Task prompt:
Of the lines below, count those containing the word "JSON". Reply with the number alone.
## Start Raw data
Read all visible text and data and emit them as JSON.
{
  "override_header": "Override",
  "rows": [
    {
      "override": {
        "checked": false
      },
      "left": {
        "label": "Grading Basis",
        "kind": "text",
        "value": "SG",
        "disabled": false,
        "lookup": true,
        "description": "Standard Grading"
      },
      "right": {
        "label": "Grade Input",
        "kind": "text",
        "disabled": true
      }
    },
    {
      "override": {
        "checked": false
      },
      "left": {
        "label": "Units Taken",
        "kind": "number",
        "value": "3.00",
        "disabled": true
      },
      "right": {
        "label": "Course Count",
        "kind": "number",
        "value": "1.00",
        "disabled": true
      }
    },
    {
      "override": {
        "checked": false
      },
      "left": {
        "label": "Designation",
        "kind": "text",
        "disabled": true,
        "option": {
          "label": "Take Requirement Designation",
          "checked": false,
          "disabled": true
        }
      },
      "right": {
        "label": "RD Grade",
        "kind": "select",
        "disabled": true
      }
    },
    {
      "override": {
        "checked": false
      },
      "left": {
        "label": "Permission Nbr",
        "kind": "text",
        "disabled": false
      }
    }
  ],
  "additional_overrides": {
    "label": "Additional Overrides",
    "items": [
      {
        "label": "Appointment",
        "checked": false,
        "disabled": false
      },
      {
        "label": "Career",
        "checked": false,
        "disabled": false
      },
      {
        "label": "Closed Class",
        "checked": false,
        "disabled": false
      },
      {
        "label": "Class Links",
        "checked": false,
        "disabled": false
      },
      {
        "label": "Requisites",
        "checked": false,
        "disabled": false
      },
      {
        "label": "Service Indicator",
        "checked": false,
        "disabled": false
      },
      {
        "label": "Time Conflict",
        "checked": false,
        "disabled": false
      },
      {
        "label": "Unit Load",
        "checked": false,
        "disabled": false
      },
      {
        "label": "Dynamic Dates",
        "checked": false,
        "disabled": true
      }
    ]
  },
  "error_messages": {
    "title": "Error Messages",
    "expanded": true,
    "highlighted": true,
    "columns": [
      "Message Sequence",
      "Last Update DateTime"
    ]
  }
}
## End Raw data
## Start Raw data
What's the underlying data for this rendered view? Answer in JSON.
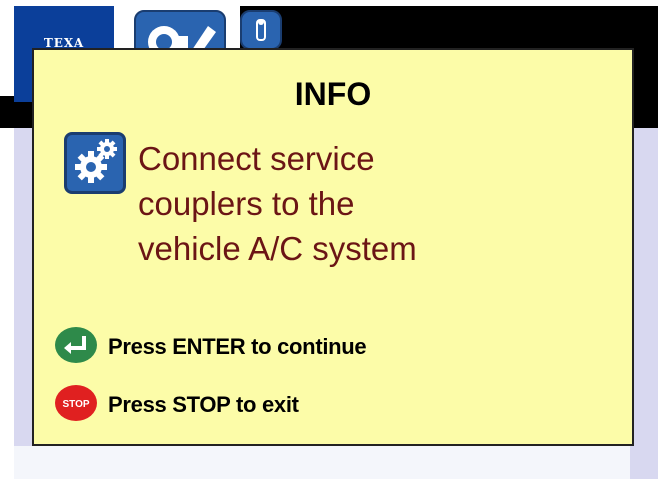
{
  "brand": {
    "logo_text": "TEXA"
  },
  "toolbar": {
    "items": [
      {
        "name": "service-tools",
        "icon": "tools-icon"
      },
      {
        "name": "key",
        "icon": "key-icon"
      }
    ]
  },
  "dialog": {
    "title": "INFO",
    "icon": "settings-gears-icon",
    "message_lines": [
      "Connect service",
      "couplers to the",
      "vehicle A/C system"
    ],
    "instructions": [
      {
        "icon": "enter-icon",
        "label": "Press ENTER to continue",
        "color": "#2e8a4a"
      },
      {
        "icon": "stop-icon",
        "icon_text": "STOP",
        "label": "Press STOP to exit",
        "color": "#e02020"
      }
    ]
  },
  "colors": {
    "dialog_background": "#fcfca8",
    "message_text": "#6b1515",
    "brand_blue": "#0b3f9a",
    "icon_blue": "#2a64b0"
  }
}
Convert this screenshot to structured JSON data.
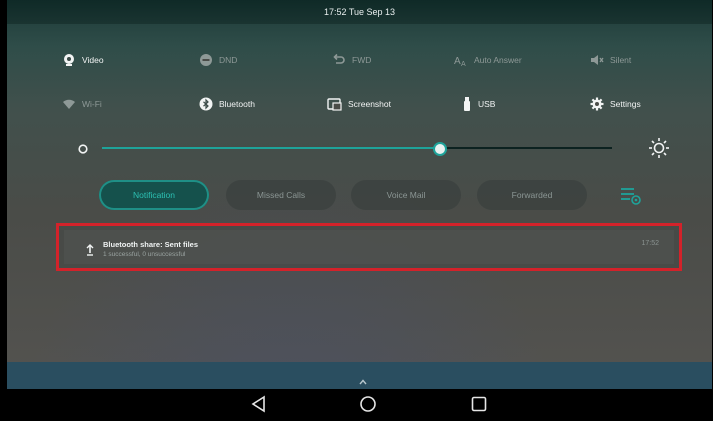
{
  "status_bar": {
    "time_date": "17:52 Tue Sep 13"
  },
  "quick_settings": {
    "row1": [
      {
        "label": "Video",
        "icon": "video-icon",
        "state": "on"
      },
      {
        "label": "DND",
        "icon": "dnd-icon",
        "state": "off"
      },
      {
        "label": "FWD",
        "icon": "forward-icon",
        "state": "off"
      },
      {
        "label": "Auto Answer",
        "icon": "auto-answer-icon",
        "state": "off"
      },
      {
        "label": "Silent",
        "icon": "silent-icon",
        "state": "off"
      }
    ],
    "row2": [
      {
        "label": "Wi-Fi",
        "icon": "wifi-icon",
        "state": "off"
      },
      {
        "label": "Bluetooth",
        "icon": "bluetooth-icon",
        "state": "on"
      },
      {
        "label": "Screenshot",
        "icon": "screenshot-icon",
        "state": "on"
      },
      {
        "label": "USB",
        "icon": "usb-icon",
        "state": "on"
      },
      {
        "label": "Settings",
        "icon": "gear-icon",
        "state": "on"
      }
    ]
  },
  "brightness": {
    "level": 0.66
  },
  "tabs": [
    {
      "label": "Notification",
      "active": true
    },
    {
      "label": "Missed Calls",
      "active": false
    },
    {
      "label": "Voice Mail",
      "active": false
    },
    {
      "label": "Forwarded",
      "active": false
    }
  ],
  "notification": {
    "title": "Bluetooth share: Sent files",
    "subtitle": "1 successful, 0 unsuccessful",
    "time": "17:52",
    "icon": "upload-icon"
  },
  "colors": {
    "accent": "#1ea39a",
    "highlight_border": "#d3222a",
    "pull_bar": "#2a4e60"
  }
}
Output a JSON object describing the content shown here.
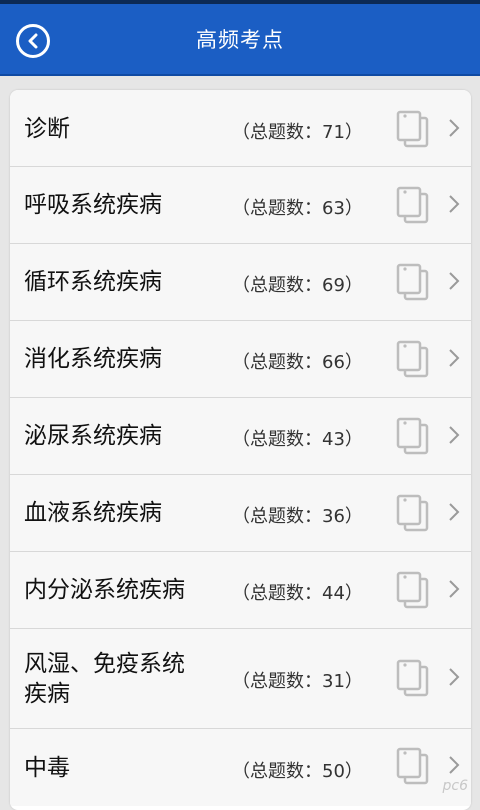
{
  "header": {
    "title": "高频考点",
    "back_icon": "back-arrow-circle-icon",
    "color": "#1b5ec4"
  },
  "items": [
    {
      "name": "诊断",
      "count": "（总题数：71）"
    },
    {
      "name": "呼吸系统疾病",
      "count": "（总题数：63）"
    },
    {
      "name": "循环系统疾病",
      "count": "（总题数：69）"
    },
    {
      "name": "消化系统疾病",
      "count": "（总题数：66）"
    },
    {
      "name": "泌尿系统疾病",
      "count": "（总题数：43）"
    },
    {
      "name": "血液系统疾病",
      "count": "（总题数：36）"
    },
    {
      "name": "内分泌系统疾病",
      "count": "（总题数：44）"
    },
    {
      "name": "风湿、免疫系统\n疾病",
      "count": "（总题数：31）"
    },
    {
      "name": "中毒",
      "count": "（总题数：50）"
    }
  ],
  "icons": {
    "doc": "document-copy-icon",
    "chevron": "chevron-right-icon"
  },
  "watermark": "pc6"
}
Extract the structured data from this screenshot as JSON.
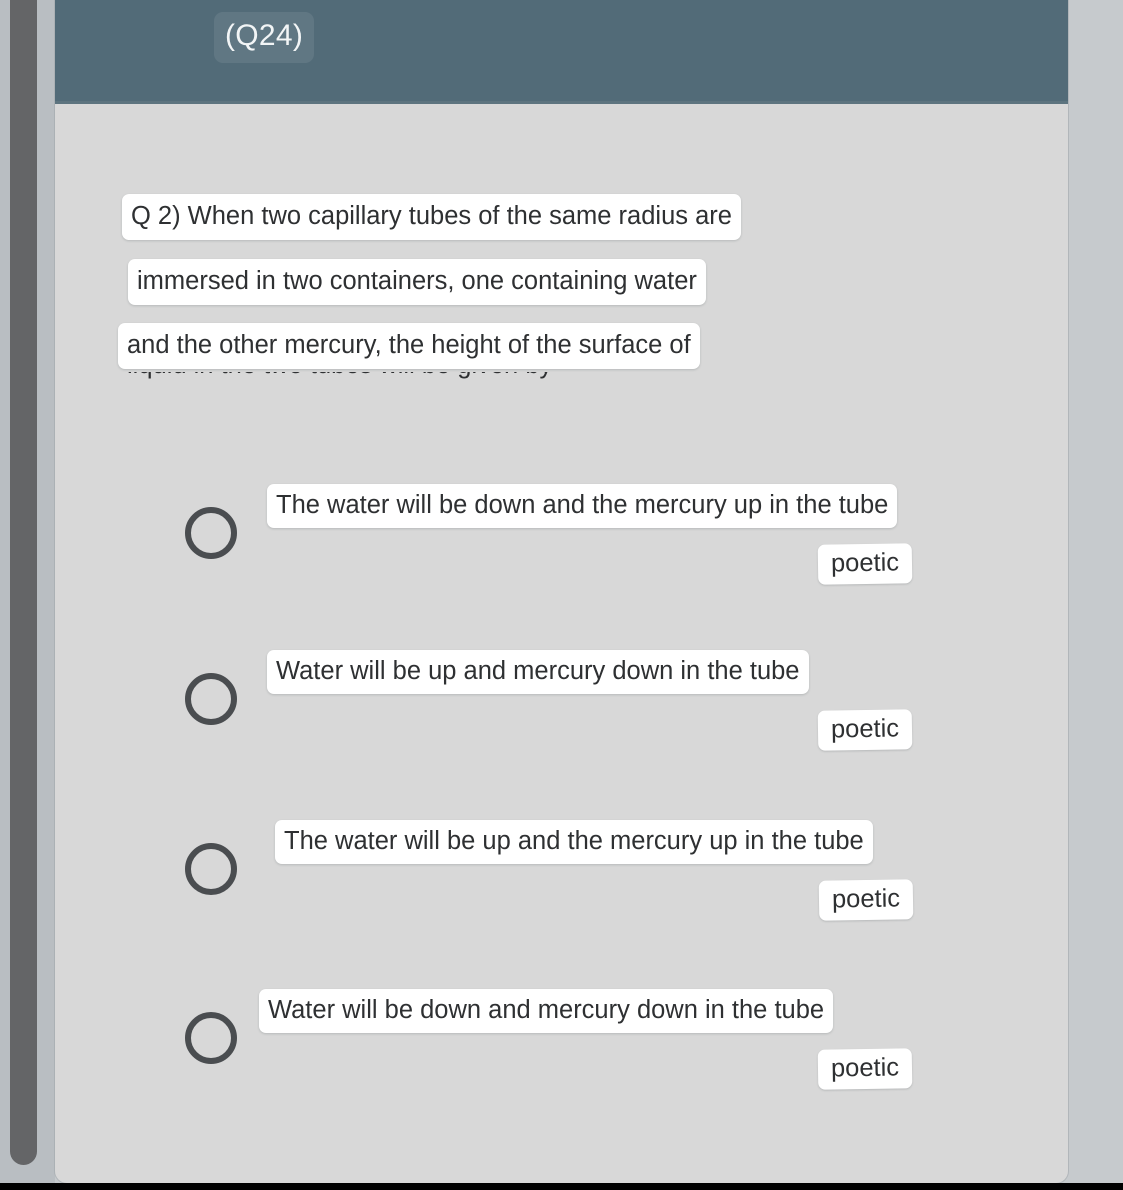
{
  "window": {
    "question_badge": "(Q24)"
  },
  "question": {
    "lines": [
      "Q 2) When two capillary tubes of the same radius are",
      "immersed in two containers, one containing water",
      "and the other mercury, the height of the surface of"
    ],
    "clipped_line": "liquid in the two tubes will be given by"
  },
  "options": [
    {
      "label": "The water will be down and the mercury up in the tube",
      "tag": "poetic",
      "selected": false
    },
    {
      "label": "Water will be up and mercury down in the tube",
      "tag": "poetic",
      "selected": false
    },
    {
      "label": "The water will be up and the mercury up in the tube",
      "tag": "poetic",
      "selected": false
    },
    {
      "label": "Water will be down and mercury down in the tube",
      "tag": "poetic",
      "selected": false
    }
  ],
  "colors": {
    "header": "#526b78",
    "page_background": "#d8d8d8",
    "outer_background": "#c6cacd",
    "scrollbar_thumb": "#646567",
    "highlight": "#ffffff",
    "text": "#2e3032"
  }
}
## End Raw data
## Start Raw data
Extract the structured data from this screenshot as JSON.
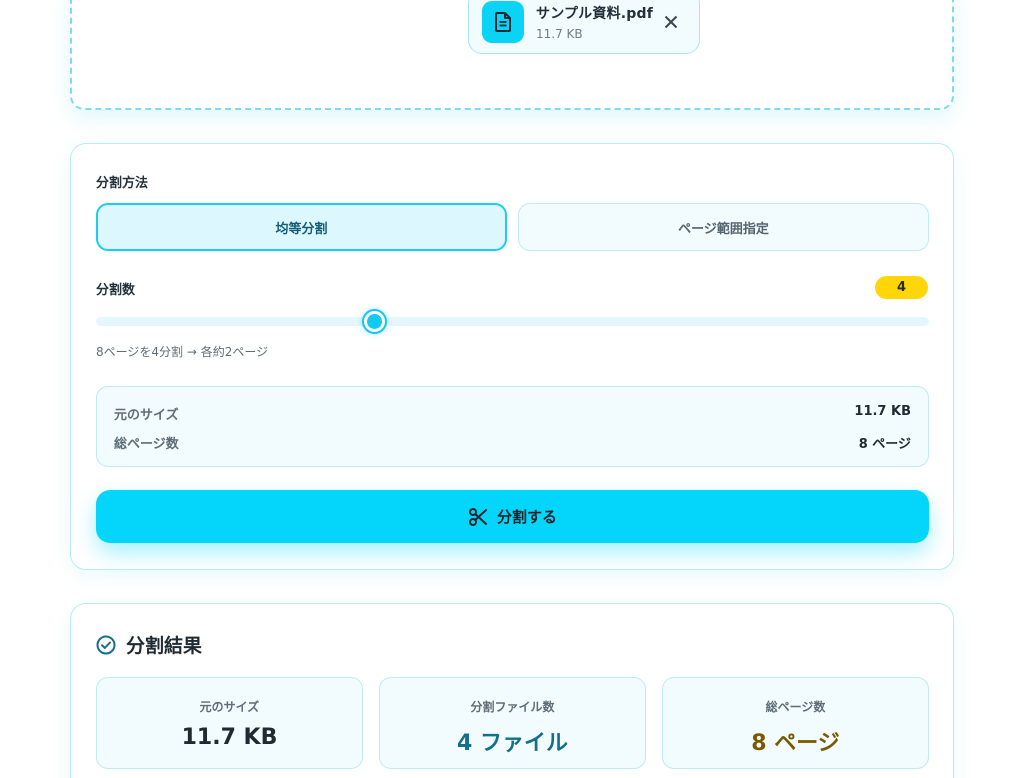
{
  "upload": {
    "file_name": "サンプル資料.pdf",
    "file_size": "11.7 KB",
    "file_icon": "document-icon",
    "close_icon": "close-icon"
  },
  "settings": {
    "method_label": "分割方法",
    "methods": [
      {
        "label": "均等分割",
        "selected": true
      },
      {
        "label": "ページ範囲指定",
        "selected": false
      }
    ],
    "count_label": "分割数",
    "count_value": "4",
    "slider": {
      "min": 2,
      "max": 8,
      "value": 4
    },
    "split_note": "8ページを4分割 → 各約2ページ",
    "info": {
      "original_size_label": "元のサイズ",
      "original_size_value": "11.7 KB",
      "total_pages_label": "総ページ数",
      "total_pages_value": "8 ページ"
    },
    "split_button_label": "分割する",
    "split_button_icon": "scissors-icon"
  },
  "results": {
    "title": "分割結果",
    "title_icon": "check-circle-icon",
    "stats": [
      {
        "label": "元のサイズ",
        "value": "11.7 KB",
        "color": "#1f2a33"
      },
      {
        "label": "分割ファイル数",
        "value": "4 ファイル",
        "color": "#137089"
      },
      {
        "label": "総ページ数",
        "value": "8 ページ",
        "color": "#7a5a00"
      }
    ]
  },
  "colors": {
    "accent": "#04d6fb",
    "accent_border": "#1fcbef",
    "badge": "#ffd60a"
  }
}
## End Raw data
Expected answer:
6